* Selected excerpt
==============================

UnusualtimeForces × DelayForces √
delayforces :(
Yet another 5 minutes extended.
They should either reduce the length of the contest for everyone or postpone the contest altogether (IMO).
Is it rated?
for(;time<=4:30;start_time+=5)time++;
If they add 5 min more, I'll wait 5 min more
how to solve D? my q*lgn*lgn using binary indexed trees(bit) ofcourse times out :(
UPD — my same code with cin cout passes?!
you don't need binary search, traverse the BIT to find the answer ~810ms
And I kept getting Memory Limit exceeded for some reason!!
Use binary jumps
Either fast descent on BIT or segment tree (in $$$\log n$$$), or the following:
Suppose we are trying to find the minimum element in the resulting multiset. To do this, let's implement a function that counts the number of elements not exceeding $$$x$$$ in the resulting multiset in $$$O(n + q)$$$ as follows: if we distinguish only between elements greater than $$$x$$$ and not greater than $$$x$$$, we can maintain the multiset as two simple counters. To find $$$k$$$-th statistics, simply check that the number of elements $$$\le x$$$ is not less than $$$k$$$; if it is so, $$$k$$$-th statistics is not greater than $$$x$$$.
That way, we can count the number of elements $$$\le x$$$ in $$$O(n + q)$$$, and to find the minimum element in the resulting multiset, we may binary search the first $$$x$$$ such that the number of elements $$$\le x$$$ is non-zero.
My q*log^2(n) luckily passed, please hack it https://codeforces.net/contest/1354/challenge/80496838
How to solve C?
For C1,i solved it by finding the inradius of the polygon multiplied by 2.

==============================

* Material for the task
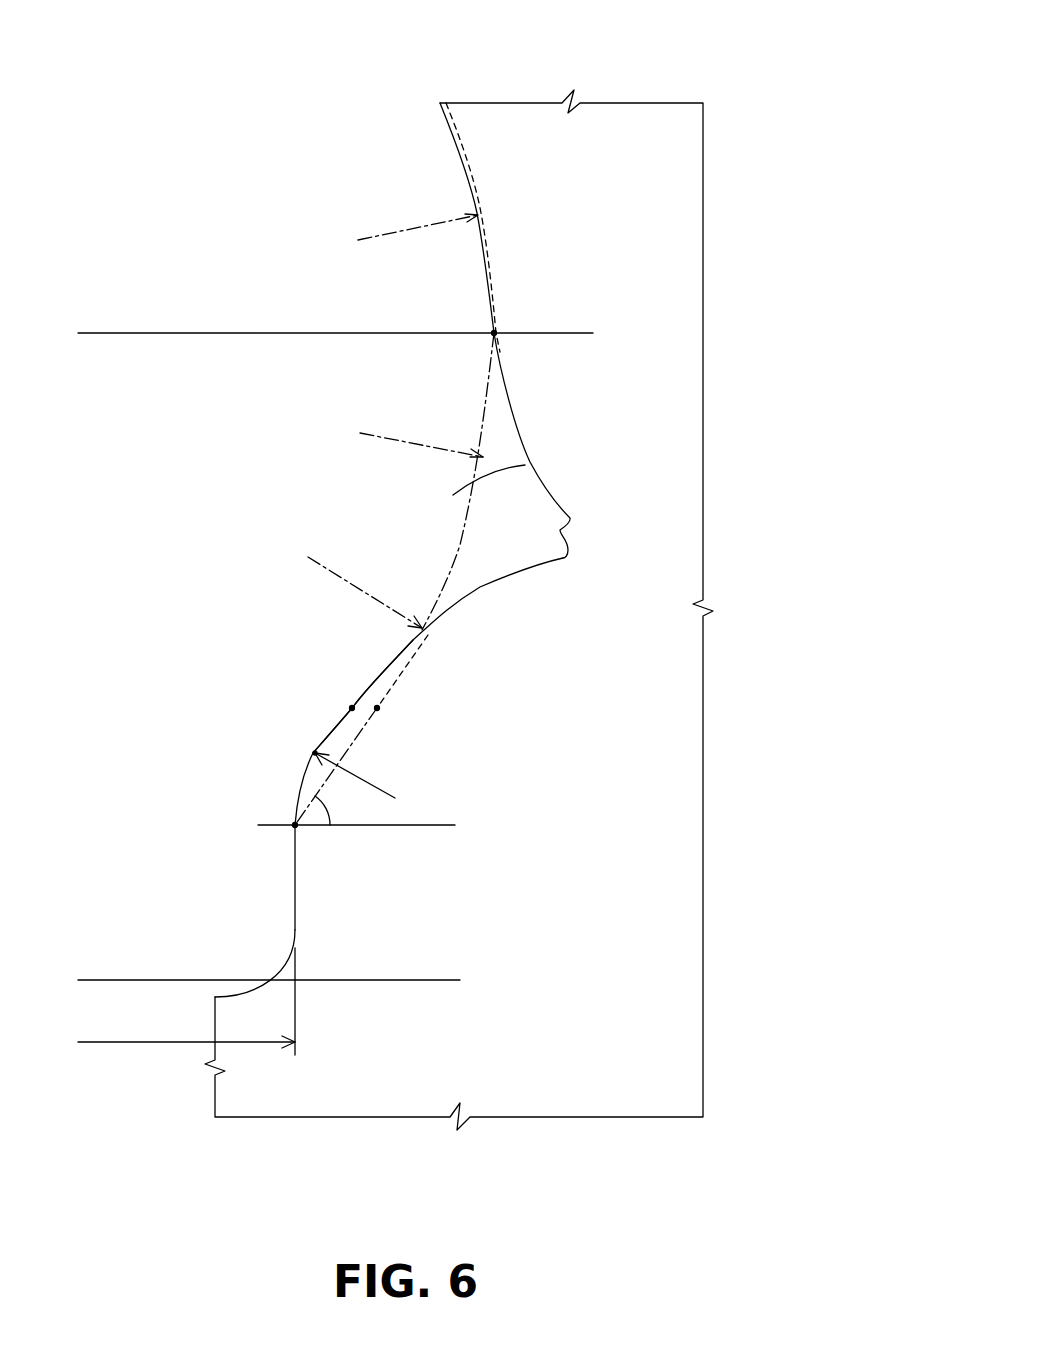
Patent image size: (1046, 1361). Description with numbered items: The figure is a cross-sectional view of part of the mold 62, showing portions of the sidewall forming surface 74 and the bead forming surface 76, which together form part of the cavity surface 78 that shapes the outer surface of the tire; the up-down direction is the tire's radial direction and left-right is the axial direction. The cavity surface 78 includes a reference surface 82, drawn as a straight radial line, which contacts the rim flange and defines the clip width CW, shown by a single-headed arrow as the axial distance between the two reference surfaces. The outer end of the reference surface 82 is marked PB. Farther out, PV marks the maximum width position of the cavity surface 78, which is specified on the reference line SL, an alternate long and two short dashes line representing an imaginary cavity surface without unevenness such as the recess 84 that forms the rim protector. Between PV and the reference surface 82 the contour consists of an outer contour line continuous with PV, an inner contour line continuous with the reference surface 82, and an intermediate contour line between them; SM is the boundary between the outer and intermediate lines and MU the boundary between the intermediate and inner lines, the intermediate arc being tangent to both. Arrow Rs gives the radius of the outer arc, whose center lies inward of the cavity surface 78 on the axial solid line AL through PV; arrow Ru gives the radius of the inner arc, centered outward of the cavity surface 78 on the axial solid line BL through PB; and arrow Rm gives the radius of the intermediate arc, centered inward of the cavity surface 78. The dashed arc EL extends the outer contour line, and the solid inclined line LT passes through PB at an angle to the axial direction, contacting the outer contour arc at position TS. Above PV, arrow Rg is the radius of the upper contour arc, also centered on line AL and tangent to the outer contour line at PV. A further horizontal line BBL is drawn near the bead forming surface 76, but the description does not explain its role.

The mold 62 is at (636, 86).
The sidewall forming surface 74 is at (452, 147).
The bead forming surface 76 is at (278, 958).
The cavity surface 78 is at (444, 112).
The reference surface 82 is at (295, 868).
The recess 84 is at (453, 495).
The maximum width position PV is at (494, 333).
The straight line AL is at (127, 335).
The reference line SL is at (488, 393).
The boundary SM is at (452, 565).
The boundary MU is at (352, 708).
The extension line EL is at (403, 672).
The position TS is at (380, 708).
The inclined line LT is at (363, 732).
The radius of the arc representing the inner contour line Ru is at (356, 774).
The radius of the arc representing the intermediate contour line Rm is at (365, 589).
The radius of the arc representing the outer contour line Rs is at (421, 436).
The radius of the arc representing the upper contour line Rg is at (418, 220).
The outer end of the reference surface PB is at (295, 825).
The straight line BL is at (407, 827).
The bottom base line BBL is at (407, 982).
The clip width CW is at (186, 1013).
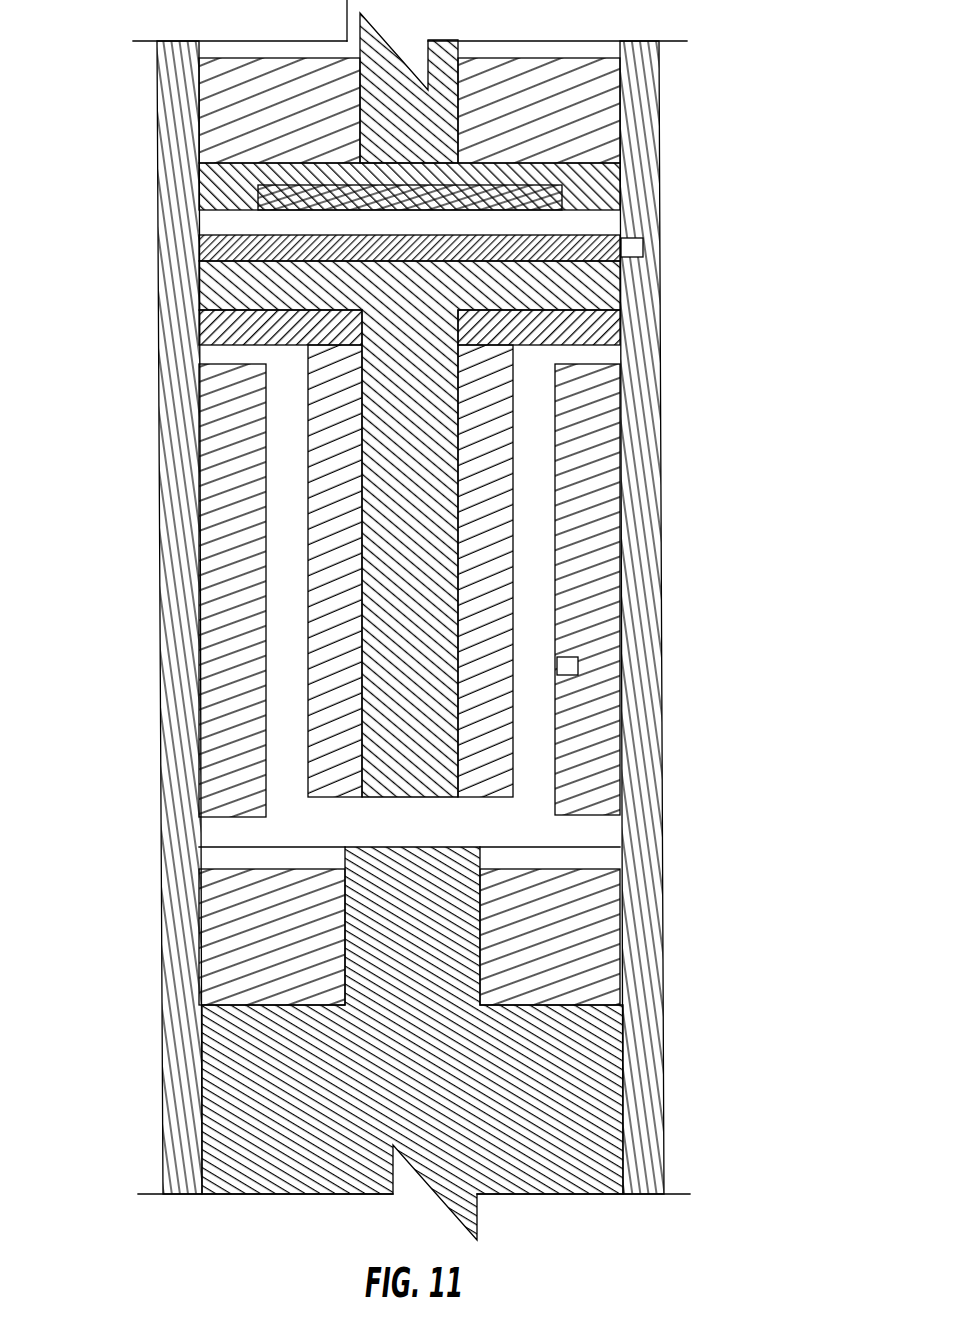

==============================

* Instruction 1
List the rows between the start of the rows and the line holding "The cavity surface 78 is at (444, 112).", inclusive, as a numbered list, skipping blank lines and leaving out the pictures.
* Instruction 2
What might the next few replies in the contest discussion thread say?
The contest thread has no connection to the rows.

* Reply 1
1. Patent image size: (1046, 1361). Description with numbered items: The figure is a cross-sectional view of part of the mold 62, showing portions of the sidewall forming surface 74 and the bead forming surface 76, which together form part of the cavity surface 78 that shapes the outer surface of the tire; the up-down direction is the tire's radial direction and left-right is the axial direction. The cavity surface 78 includes a reference surface 82, drawn as a straight radial line, which contacts the rim flange and defines the clip width CW, shown by a single-headed arrow as the axial distance between the two reference surfaces. The outer end of the reference surface 82 is marked PB. Farther out, PV marks the maximum width position of the cavity surface 78, which is specified on the reference line SL, an alternate long and two short dashes line representing an imaginary cavity surface without unevenness such as the recess 84 that forms the rim protector. Between PV and the reference surface 82 the contour consists of an outer contour line continuous with PV, an inner contour line continuous with the reference surface 82, and an intermediate contour line between them; SM is the boundary between the outer and intermediate lines and MU the boundary between the intermediate and inner lines, the intermediate arc being tangent to both. Arrow Rs gives the radius of the outer arc, whose center lies inward of the cavity surface 78 on the axial solid line AL through PV; arrow Ru gives the radius of the inner arc, centered outward of the cavity surface 78 on the axial solid line BL through PB; and arrow Rm gives the radius of the intermediate arc, centered inward of the cavity surface 78. The dashed arc EL extends the outer contour line, and the solid inclined line LT passes through PB at an angle to the axial direction, contacting the outer contour arc at position TS. Above PV, arrow Rg is the radius of the upper contour arc, also centered on line AL and tangent to the outer contour line at PV. A further horizontal line BBL is drawn near the bead forming surface 76, but the description does not explain its role.
2. The mold 62 is at (636, 86).
3. The sidewall forming surface 74 is at (452, 147).
4. The bead forming surface 76 is at (278, 958).
5. The cavity surface 78 is at (444, 112).

* Reply 2
1.0/tan(pi/n)
C1: 2 times the apothem of the polygon, meaning
C2: I have literally no ideea.
C1: 1/tan(π/(2n))
C2: cos(π/(4n))/sin(π/(2n))
can you explain problem C2
Here is how to solve C1 (C2 is a whole other story). It requires you to know a little bit of trigonometry (sin, cos, tan formulas)
Take a look at the above image, what we are looking for is the blue line. If we find the length of the line we can double it and that is our answer.
How to do that: We can find the angle x by dividing 360/n where n is the number of vertices. Now we need to divide that by two so we can have half the x angle, lets call v = (360/n)/2 = 360/(2*n)
We managed to create an imaginary right triangle and we know one angle (v) and the opposite side (with length 1/2 = 0.5), notice that the blue line is the adjacent to the angle v.
Tan formula: tan(v) = opposite/adjacent For our case we solve for the adjacent and we have adjacent = opposite/tan(v) = 0.5/tan(v)
So i hope that now it is clear that our answer is 2*(0.5/tan(360/(2*n))), just remember to double the n value at the beginning because we look for a 2n-agon.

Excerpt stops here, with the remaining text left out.